# Goal of the exercise
Set down each line of the material that follows, exactly, with no pictures.

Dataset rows
◇ ◇ ◇ ◇ ◇ ◇ ◇

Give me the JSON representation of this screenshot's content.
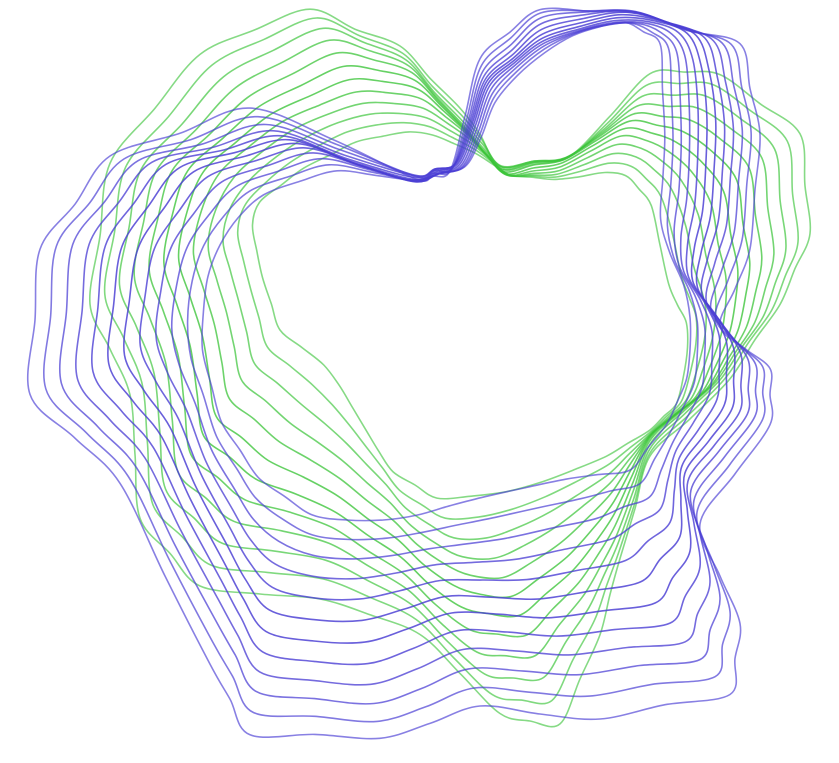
{
  "artwork": {
    "background": "#ffffff",
    "families": [
      {
        "name": "blue-ribbon",
        "color": "#4a3ed4",
        "line_count": 12,
        "opacity": 0.85
      },
      {
        "name": "green-ribbon",
        "color": "#3cc43a",
        "line_count": 12,
        "opacity": 0.8
      }
    ]
  }
}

◇ ◇ ◇ ◇ ◇ ◇ ◇

# Solution below
Give me the JSON representation of this screenshot's content.
{
  "artwork": {
    "background": "#ffffff",
    "families": [
      {
        "name": "blue-ribbon",
        "color": "#4a3ed4",
        "line_count": 12,
        "opacity": 0.85
      },
      {
        "name": "green-ribbon",
        "color": "#3cc43a",
        "line_count": 12,
        "opacity": 0.8
      }
    ]
  }
}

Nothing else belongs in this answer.